-- Start Document extract --

Re: [Corpora-List] ANC, FROWN, Fuzzy Logic

From: Seth Grimes (grimes@altaplana.com)
Date: Thu Jul 27 2006 - 05:17:26 MET DST

  • Next message: Peter Kühnlein: "Re: [Corpora-List] ANC, FROWN, Fuzzy Logic"

    > And no one ever worried, afaik, about whether the compression had to be
    > perfect...

    There's a certain irony contained in this sentence, eh?

                                            Seth

    On Wed, 26 Jul 2006, Mike Maxwell wrote:

    > Rob Freeman wrote:
    > > We've been running around for 50 years or more finding incomplete
    > > compressions. You would think we'd get the hint.
    >
    > I don't get the hint, even after you've told me there is a hint :-).
    >
    > I can certainly believe that human beings internalize a grammar without
    > believing that the grammar needs to be "perfect" in any sense.
    >
    > I can also believe that the grammar does not need to extract every last
    > bit of entropy out of the language (and I mean _language_, not corpus,
    > see below).

-- End Document extract --
-- Start Given information --

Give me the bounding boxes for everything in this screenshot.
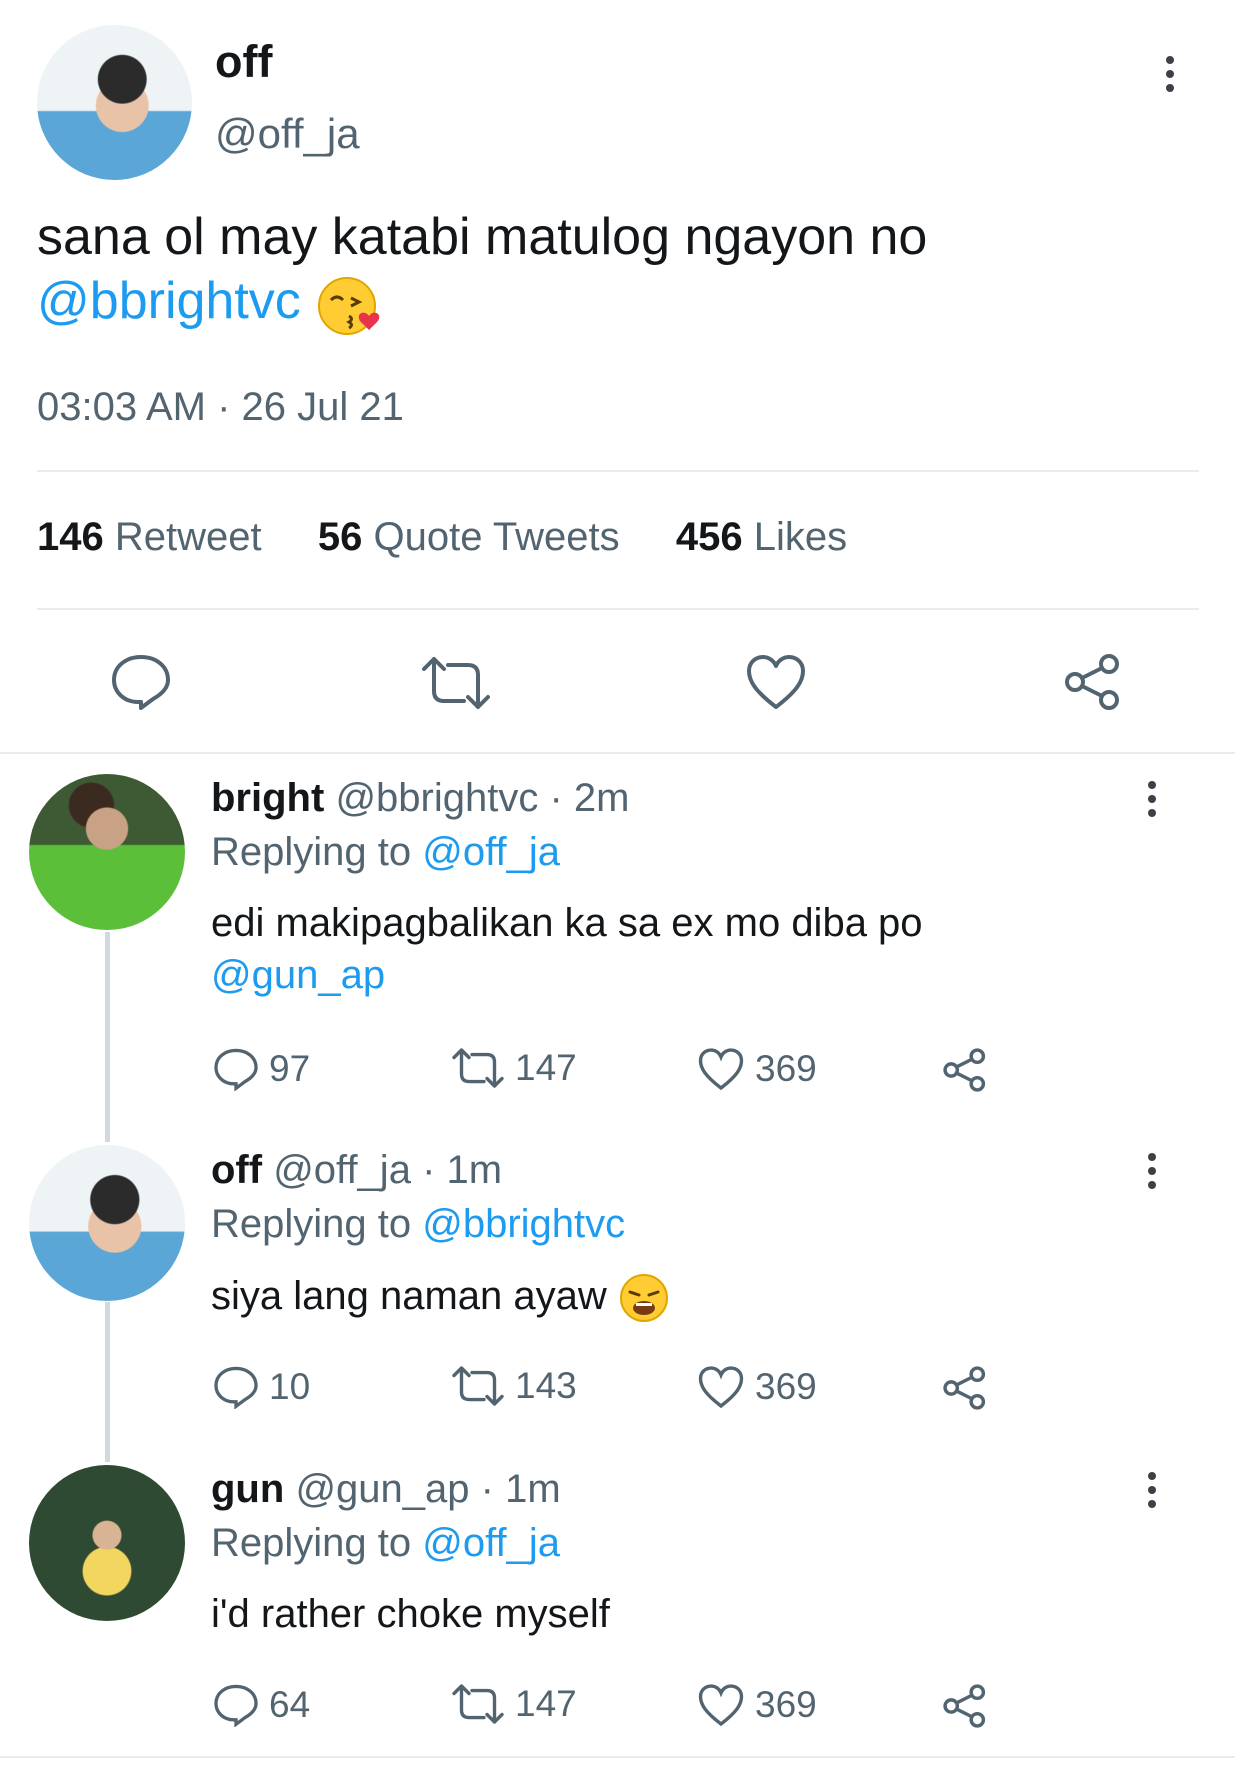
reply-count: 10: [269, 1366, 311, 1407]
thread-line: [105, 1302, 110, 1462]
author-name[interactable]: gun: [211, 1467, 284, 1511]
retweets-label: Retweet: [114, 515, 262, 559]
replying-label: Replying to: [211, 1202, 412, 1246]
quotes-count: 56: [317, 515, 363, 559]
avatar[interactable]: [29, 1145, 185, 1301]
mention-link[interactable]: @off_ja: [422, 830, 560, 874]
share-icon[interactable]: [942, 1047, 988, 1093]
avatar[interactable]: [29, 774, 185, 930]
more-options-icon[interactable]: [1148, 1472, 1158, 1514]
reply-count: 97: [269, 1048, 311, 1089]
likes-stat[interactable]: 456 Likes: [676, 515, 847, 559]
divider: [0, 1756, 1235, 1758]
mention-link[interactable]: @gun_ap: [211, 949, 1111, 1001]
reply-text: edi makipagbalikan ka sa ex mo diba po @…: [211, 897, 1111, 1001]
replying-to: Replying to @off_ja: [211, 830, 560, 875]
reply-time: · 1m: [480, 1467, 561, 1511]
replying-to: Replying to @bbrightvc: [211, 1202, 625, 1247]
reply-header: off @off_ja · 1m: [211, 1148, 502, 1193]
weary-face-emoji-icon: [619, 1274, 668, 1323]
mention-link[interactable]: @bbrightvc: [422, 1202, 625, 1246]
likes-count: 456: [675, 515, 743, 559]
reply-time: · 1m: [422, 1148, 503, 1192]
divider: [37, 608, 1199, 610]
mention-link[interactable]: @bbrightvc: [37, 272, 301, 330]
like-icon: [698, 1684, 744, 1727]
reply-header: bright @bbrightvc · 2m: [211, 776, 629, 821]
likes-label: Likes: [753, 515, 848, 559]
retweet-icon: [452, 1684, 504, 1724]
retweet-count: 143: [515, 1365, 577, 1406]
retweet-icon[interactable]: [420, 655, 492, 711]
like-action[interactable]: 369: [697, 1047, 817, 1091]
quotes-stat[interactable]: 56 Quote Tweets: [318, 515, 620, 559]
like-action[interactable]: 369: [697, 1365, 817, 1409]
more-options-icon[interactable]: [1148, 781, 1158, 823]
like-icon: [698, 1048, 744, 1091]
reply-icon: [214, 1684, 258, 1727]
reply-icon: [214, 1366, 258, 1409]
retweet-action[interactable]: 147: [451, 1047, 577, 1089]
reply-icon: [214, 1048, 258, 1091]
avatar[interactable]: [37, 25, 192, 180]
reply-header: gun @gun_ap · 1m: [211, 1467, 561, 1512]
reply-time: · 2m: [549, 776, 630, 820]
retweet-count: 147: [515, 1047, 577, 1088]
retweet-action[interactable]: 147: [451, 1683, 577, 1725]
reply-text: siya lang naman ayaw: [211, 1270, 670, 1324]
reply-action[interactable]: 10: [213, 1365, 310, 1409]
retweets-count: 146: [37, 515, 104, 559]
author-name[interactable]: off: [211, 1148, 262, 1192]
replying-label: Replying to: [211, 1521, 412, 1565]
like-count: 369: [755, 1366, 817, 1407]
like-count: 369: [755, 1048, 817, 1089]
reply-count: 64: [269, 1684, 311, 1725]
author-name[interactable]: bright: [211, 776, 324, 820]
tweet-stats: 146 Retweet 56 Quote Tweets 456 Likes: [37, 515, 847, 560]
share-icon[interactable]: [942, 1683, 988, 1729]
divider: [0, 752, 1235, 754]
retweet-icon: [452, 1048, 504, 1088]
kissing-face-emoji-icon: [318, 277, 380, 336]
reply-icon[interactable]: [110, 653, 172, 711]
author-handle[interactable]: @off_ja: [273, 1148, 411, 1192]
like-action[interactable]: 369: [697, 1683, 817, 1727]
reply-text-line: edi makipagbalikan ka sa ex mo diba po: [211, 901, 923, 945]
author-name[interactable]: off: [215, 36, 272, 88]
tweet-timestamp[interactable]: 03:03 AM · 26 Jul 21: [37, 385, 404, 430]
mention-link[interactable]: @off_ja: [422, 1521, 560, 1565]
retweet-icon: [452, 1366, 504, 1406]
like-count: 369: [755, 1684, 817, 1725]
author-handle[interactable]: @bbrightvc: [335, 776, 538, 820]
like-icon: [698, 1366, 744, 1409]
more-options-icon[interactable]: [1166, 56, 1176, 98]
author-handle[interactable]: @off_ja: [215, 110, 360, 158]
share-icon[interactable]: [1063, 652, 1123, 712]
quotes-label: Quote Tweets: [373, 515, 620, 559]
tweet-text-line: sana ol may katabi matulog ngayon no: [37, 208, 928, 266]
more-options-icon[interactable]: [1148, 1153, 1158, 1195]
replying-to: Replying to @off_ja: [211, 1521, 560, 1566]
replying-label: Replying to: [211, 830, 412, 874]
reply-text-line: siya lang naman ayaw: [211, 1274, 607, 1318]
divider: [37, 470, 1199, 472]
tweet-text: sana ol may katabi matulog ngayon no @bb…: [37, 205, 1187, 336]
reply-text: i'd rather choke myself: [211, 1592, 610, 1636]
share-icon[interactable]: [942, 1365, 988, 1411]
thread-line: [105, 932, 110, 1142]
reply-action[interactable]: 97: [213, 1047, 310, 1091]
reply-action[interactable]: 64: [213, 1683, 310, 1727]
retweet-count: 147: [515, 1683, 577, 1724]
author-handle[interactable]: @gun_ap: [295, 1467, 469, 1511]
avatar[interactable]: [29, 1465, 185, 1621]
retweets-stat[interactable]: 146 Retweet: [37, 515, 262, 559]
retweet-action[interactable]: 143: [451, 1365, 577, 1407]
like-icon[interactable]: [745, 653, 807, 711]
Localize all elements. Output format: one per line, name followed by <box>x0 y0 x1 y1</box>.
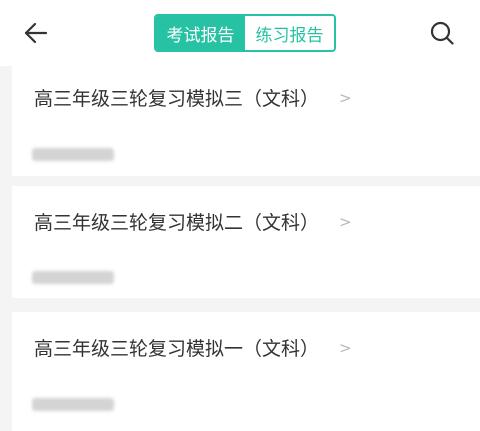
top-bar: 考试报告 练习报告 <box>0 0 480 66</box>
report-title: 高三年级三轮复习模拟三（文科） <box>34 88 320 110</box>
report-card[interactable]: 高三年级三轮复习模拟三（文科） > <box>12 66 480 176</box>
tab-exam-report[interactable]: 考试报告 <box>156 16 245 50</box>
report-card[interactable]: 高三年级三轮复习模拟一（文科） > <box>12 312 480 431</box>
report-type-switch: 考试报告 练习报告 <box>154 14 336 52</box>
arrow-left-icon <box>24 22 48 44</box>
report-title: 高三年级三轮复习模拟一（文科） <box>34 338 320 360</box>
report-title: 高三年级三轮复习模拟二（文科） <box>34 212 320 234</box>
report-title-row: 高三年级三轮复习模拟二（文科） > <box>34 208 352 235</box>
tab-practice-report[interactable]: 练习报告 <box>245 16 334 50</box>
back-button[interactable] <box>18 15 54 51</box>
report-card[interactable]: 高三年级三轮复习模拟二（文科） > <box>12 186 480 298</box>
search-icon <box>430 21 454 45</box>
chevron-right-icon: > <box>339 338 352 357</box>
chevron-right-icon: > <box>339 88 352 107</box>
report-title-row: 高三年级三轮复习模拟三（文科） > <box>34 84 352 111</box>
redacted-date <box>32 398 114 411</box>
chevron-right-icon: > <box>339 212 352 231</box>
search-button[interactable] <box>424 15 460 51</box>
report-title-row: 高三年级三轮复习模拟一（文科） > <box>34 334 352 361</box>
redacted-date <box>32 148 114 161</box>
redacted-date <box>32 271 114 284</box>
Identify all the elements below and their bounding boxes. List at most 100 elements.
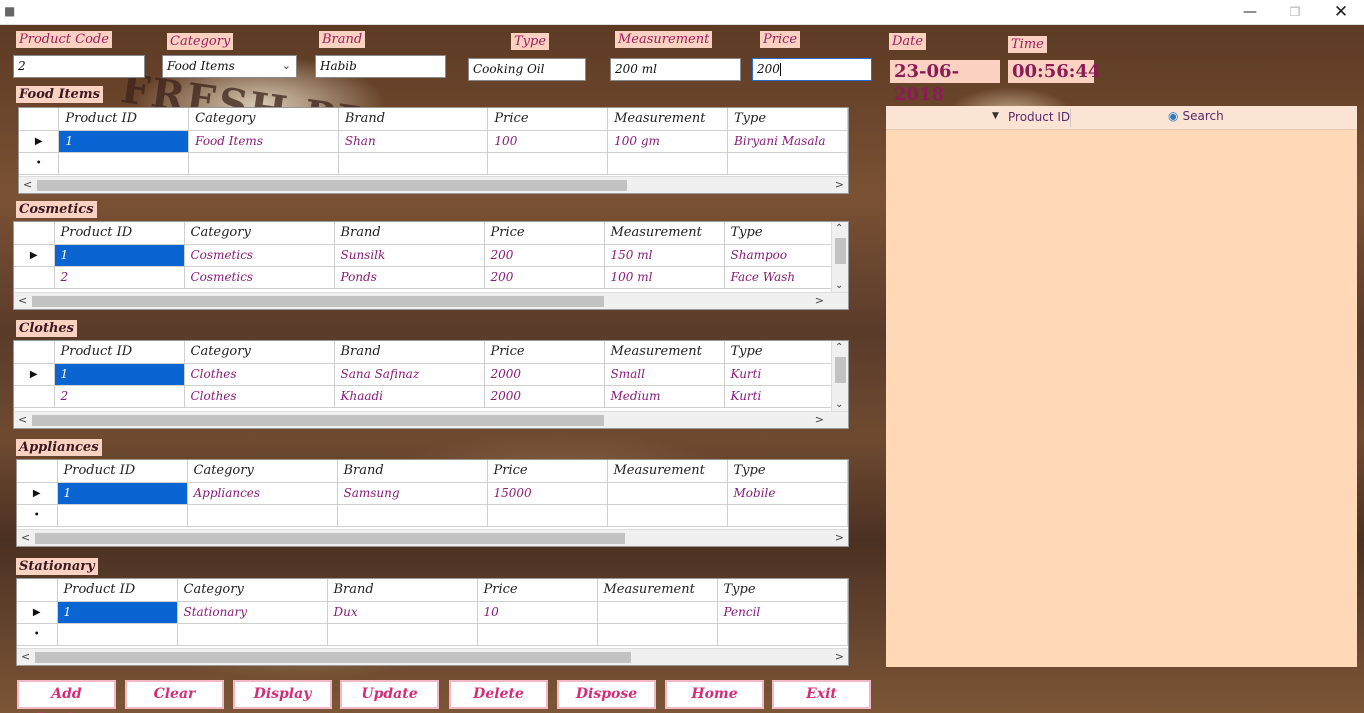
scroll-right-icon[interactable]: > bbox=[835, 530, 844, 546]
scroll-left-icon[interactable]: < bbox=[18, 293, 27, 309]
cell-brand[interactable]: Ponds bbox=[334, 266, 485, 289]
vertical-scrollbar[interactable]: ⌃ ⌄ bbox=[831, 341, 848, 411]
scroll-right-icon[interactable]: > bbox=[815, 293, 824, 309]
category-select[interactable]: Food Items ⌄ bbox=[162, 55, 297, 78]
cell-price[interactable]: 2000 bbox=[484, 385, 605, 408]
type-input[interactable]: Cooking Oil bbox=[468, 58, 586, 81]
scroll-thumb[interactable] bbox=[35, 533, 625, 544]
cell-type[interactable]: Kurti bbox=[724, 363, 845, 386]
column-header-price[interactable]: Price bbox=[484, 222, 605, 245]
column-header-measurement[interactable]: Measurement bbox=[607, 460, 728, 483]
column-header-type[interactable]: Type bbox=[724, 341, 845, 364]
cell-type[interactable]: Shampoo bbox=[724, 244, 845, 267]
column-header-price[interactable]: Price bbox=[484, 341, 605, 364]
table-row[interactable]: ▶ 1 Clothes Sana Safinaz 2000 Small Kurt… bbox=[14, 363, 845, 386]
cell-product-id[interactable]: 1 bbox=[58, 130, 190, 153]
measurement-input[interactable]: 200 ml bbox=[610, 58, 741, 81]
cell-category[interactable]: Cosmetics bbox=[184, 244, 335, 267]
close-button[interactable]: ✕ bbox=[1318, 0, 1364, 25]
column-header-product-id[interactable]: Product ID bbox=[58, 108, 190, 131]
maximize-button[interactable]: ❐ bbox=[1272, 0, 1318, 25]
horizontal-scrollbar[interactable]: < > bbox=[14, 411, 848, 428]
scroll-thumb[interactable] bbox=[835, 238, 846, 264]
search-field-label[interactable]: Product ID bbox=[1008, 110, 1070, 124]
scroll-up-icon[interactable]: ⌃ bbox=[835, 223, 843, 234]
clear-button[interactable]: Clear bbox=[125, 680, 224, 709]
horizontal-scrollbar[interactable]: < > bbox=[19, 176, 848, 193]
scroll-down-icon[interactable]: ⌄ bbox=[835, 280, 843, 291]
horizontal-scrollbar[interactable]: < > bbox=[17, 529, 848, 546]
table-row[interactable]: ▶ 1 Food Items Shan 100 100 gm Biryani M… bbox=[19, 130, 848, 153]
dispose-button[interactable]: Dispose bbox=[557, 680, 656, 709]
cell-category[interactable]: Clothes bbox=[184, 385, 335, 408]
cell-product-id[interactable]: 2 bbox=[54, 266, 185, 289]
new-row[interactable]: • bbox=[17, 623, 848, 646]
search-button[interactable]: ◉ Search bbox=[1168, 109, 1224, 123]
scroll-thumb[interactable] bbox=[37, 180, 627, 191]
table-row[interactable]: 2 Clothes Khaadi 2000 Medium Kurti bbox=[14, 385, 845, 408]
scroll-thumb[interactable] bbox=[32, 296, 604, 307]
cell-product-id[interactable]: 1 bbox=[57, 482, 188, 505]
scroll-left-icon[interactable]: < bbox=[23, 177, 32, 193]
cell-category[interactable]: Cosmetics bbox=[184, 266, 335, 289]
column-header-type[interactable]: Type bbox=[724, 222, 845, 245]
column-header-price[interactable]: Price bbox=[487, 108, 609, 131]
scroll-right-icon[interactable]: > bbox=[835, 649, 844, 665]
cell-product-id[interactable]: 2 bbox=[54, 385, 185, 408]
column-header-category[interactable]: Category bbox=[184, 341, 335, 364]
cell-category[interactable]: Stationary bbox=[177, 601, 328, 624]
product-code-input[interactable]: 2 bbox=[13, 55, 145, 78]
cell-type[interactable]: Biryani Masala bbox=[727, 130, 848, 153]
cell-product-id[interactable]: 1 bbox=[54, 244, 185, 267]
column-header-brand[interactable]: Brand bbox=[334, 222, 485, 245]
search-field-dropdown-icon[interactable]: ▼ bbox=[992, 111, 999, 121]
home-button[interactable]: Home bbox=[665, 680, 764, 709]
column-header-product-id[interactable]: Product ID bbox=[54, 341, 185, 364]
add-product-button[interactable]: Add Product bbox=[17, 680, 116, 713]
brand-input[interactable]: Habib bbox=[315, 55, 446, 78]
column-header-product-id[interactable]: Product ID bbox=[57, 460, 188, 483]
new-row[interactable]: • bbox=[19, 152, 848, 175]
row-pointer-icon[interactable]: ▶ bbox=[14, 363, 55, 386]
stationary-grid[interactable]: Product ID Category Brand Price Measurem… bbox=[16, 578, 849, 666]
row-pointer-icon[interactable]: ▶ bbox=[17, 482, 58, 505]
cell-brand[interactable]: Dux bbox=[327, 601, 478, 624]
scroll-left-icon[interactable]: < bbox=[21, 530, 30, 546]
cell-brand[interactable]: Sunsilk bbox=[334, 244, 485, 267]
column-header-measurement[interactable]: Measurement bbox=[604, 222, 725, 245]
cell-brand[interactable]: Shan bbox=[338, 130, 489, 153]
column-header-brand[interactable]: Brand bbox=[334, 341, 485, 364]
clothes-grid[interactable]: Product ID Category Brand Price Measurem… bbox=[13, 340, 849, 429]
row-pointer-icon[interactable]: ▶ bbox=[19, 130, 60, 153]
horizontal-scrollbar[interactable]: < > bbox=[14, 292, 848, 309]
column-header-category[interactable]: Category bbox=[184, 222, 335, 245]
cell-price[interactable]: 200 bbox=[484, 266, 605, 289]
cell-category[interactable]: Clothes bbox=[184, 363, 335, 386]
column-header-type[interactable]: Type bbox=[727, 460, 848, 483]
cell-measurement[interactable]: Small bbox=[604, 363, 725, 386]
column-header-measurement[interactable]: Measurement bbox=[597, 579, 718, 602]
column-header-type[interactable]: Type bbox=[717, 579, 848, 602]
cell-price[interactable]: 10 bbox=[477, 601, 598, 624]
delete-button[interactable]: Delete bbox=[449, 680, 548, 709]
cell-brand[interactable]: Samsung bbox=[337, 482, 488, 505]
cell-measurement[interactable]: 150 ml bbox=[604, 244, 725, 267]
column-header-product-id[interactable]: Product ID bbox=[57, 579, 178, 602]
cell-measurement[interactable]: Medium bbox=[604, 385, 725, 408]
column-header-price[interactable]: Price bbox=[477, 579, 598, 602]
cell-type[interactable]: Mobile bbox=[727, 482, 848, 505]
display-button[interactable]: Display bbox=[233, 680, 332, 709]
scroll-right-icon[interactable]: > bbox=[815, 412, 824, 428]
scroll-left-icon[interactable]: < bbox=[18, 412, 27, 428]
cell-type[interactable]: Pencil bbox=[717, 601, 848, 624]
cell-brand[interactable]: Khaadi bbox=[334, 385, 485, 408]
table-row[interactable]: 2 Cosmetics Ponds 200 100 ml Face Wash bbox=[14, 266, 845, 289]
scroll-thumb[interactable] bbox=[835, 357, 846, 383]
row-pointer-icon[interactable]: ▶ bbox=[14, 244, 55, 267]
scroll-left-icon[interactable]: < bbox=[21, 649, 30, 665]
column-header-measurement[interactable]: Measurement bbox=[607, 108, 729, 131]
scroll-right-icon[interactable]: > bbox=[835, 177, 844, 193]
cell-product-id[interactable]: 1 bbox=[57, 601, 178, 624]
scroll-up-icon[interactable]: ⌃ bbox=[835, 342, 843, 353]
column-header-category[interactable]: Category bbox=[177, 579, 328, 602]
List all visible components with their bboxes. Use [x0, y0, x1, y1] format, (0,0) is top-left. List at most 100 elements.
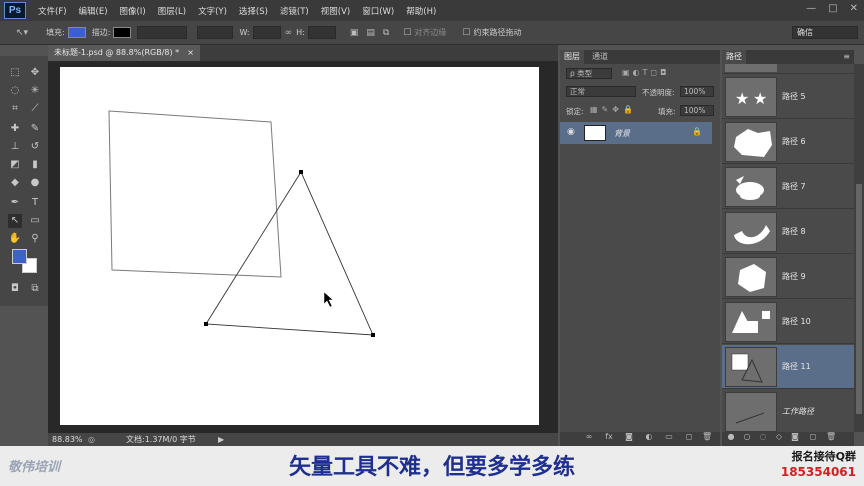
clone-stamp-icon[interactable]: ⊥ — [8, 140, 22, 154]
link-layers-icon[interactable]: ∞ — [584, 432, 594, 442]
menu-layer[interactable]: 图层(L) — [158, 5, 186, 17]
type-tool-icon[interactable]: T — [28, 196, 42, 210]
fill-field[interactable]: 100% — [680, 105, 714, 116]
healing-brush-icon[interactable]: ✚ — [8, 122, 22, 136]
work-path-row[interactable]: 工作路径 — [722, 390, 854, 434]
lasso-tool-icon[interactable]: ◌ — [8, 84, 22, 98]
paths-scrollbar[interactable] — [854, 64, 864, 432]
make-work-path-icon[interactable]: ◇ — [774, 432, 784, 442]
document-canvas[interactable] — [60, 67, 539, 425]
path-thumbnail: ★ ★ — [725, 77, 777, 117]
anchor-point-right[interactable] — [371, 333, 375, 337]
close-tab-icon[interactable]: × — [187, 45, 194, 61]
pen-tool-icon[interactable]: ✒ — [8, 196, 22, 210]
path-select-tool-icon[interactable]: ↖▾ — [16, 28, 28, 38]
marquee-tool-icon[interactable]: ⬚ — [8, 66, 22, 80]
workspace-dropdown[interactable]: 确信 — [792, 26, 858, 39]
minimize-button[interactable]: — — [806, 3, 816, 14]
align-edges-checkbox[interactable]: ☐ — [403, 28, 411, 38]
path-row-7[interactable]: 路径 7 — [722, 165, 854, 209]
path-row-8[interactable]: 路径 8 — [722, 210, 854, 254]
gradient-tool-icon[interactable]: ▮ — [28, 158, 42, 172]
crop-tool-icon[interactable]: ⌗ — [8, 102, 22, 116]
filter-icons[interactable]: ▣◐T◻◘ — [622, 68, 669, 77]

-- End Given information --

### [Task 1]
In the forum message, who is listed as the author of the next message in the thread?
### [Task 2]
List every person named in the forum message.
### [Task 3]
Return the passage of the forum message between "On Wed, 26 Jul" and "get the hint.", inclusive.

### [Full response 1]
Peter Kühnlein

### [Full response 2]
Seth Grimes, Peter Kühnlein, Mike Maxwell, Rob Freeman

### [Full response 3]
On Wed, 26 Jul 2006, Mike Maxwell wrote:

    > Rob Freeman wrote:
    > > We've been running around for 50 years or more finding incomplete
    > > compressions. You would think we'd get the hint.